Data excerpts
************
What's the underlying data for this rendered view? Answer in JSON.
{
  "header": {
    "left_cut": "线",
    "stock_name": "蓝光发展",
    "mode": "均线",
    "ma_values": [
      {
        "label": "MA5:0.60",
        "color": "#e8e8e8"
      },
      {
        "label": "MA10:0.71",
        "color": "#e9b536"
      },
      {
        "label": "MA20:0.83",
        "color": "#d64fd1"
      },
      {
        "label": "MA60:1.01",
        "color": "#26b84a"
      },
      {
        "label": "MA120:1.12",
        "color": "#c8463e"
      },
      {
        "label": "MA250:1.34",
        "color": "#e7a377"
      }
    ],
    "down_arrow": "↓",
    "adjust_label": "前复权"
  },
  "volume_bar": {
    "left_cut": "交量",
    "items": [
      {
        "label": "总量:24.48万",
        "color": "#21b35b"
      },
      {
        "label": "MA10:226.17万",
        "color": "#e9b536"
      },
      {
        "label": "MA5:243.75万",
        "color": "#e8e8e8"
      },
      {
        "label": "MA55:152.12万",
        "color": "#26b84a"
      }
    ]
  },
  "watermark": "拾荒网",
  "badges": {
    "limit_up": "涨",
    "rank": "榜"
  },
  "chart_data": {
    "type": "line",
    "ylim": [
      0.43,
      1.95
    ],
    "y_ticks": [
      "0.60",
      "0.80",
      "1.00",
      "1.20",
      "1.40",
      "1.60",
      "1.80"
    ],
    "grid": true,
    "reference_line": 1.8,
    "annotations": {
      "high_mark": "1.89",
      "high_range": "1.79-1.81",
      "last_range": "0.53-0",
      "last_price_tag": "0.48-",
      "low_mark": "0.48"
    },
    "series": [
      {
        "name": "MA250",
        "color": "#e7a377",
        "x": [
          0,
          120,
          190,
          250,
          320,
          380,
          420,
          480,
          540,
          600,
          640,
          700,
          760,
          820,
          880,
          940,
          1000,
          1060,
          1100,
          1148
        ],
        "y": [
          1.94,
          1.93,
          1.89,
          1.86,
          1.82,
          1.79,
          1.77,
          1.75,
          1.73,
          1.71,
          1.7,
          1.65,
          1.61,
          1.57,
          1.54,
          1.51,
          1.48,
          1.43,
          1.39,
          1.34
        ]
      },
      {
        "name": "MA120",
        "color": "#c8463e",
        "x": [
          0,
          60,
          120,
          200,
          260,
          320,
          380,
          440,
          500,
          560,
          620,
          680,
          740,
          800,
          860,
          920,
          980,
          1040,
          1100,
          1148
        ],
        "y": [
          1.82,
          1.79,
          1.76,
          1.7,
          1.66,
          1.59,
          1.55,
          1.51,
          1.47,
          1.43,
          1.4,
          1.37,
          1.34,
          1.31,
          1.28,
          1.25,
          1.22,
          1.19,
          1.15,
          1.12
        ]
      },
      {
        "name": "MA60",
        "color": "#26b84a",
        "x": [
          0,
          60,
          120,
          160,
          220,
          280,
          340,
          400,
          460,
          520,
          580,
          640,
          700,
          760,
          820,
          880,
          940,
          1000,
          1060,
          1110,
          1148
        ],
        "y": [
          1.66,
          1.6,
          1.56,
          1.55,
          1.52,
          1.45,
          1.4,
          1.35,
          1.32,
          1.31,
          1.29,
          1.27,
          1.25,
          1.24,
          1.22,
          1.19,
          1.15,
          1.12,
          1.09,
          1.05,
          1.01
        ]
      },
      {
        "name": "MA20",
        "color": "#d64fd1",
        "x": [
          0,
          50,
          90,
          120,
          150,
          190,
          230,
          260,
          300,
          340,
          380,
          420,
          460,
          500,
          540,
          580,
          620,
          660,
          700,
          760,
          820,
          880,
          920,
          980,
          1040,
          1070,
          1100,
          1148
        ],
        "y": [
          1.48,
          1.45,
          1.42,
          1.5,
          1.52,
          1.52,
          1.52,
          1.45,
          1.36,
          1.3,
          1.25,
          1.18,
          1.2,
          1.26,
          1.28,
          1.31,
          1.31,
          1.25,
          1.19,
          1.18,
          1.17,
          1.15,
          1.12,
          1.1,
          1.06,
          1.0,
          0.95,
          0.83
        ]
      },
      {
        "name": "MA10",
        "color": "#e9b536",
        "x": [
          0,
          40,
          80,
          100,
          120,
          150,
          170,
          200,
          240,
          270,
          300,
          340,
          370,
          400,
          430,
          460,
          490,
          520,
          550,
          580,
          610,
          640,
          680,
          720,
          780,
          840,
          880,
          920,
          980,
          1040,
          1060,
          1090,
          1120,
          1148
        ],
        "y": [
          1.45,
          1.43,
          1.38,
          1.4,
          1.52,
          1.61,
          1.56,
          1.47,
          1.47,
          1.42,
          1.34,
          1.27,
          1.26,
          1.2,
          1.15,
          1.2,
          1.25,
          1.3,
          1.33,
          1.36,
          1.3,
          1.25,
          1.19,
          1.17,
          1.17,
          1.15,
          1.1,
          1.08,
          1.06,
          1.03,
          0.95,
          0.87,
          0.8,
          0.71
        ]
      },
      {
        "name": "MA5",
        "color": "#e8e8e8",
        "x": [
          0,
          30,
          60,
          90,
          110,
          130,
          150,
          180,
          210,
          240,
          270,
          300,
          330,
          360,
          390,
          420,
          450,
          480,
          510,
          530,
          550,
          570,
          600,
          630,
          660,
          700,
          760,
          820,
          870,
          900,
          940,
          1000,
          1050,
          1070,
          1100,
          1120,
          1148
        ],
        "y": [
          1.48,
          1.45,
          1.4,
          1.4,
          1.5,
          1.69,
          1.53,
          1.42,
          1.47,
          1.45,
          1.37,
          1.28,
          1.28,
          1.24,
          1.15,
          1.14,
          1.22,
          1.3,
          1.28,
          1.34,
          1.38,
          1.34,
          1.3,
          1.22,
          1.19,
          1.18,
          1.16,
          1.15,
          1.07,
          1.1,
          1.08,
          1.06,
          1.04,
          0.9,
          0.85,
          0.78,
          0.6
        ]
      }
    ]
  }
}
************
*Instruction:* Reproduce each entry from the records above, character for character.

*Answer to the problem:*
What's the underlying data for this rendered view? Answer in JSON.
{
  "header": {
    "left_cut": "线",
    "stock_name": "蓝光发展",
    "mode": "均线",
    "ma_values": [
      {
        "label": "MA5:0.60",
        "color": "#e8e8e8"
      },
      {
        "label": "MA10:0.71",
        "color": "#e9b536"
      },
      {
        "label": "MA20:0.83",
        "color": "#d64fd1"
      },
      {
        "label": "MA60:1.01",
        "color": "#26b84a"
      },
      {
        "label": "MA120:1.12",
        "color": "#c8463e"
      },
      {
        "label": "MA250:1.34",
        "color": "#e7a377"
      }
    ],
    "down_arrow": "↓",
    "adjust_label": "前复权"
  },
  "volume_bar": {
    "left_cut": "交量",
    "items": [
      {
        "label": "总量:24.48万",
        "color": "#21b35b"
      },
      {
        "label": "MA10:226.17万",
        "color": "#e9b536"
      },
      {
        "label": "MA5:243.75万",
        "color": "#e8e8e8"
      },
      {
        "label": "MA55:152.12万",
        "color": "#26b84a"
      }
    ]
  },
  "watermark": "拾荒网",
  "badges": {
    "limit_up": "涨",
    "rank": "榜"
  },
  "chart_data": {
    "type": "line",
    "ylim": [
      0.43,
      1.95
    ],
    "y_ticks": [
      "0.60",
      "0.80",
      "1.00",
      "1.20",
      "1.40",
      "1.60",
      "1.80"
    ],
    "grid": true,
    "reference_line": 1.8,
    "annotations": {
      "high_mark": "1.89",
      "high_range": "1.79-1.81",
      "last_range": "0.53-0",
      "last_price_tag": "0.48-",
      "low_mark": "0.48"
    },
    "series": [
      {
        "name": "MA250",
        "color": "#e7a377",
        "x": [
          0,
          120,
          190,
          250,
          320,
          380,
          420,
          480,
          540,
          600,
          640,
          700,
          760,
          820,
          880,
          940,
          1000,
          1060,
          1100,
          1148
        ],
        "y": [
          1.94,
          1.93,
          1.89,
          1.86,
          1.82,
          1.79,
          1.77,
          1.75,
          1.73,
          1.71,
          1.7,
          1.65,
          1.61,
          1.57,
          1.54,
          1.51,
          1.48,
          1.43,
          1.39,
          1.34
        ]
      },
      {
        "name": "MA120",
        "color": "#c8463e",
        "x": [
          0,
          60,
          120,
          200,
          260,
          320,
          380,
          440,
          500,
          560,
          620,
          680,
          740,
          800,
          860,
          920,
          980,
          1040,
          1100,
          1148
        ],
        "y": [
          1.82,
          1.79,
          1.76,
          1.7,
          1.66,
          1.59,
          1.55,
          1.51,
          1.47,
          1.43,
          1.4,
          1.37,
          1.34,
          1.31,
          1.28,
          1.25,
          1.22,
          1.19,
          1.15,
          1.12
        ]
      },
      {
        "name": "MA60",
        "color": "#26b84a",
        "x": [
          0,
          60,
          120,
          160,
          220,
          280,
          340,
          400,
          460,
          520,
          580,
          640,
          700,
          760,
          820,
          880,
          940,
          1000,
          1060,
          1110,
          1148
        ],
        "y": [
          1.66,
          1.6,
          1.56,
          1.55,
          1.52,
          1.45,
          1.4,
          1.35,
          1.32,
          1.31,
          1.29,
          1.27,
          1.25,
          1.24,
          1.22,
          1.19,
          1.15,
          1.12,
          1.09,
          1.05,
          1.01
        ]
      },
      {
        "name": "MA20",
        "color": "#d64fd1",
        "x": [
          0,
          50,
          90,
          120,
          150,
          190,
          230,
          260,
          300,
          340,
          380,
          420,
          460,
          500,
          540,
          580,
          620,
          660,
          700,
          760,
          820,
          880,
          920,
          980,
          1040,
          1070,
          1100,
          1148
        ],
        "y": [
          1.48,
          1.45,
          1.42,
          1.5,
          1.52,
          1.52,
          1.52,
          1.45,
          1.36,
          1.3,
          1.25,
          1.18,
          1.2,
          1.26,
          1.28,
          1.31,
          1.31,
          1.25,
          1.19,
          1.18,
          1.17,
          1.15,
          1.12,
          1.1,
          1.06,
          1.0,
          0.95,
          0.83
        ]
      },
      {
        "name": "MA10",
        "color": "#e9b536",
        "x": [
          0,
          40,
          80,
          100,
          120,
          150,
          170,
          200,
          240,
          270,
          300,
          340,
          370,
          400,
          430,
          460,
          490,
          520,
          550,
          580,
          610,
          640,
          680,
          720,
          780,
          840,
          880,
          920,
          980,
          1040,
          1060,
          1090,
          1120,
          1148
        ],
        "y": [
          1.45,
          1.43,
          1.38,
          1.4,
          1.52,
          1.61,
          1.56,
          1.47,
          1.47,
          1.42,
          1.34,
          1.27,
          1.26,
          1.2,
          1.15,
          1.2,
          1.25,
          1.3,
          1.33,
          1.36,
          1.3,
          1.25,
          1.19,
          1.17,
          1.17,
          1.15,
          1.1,
          1.08,
          1.06,
          1.03,
          0.95,
          0.87,
          0.8,
          0.71
        ]
      },
      {
        "name": "MA5",
        "color": "#e8e8e8",
        "x": [
          0,
          30,
          60,
          90,
          110,
          130,
          150,
          180,
          210,
          240,
          270,
          300,
          330,
          360,
          390,
          420,
          450,
          480,
          510,
          530,
          550,
          570,
          600,
          630,
          660,
          700,
          760,
          820,
          870,
          900,
          940,
          1000,
          1050,
          1070,
          1100,
          1120,
          1148
        ],
        "y": [
          1.48,
          1.45,
          1.4,
          1.4,
          1.5,
          1.69,
          1.53,
          1.42,
          1.47,
          1.45,
          1.37,
          1.28,
          1.28,
          1.24,
          1.15,
          1.14,
          1.22,
          1.3,
          1.28,
          1.34,
          1.38,
          1.34,
          1.3,
          1.22,
          1.19,
          1.18,
          1.16,
          1.15,
          1.07,
          1.1,
          1.08,
          1.06,
          1.04,
          0.9,
          0.85,
          0.78,
          0.6
        ]
      }
    ]
  }
}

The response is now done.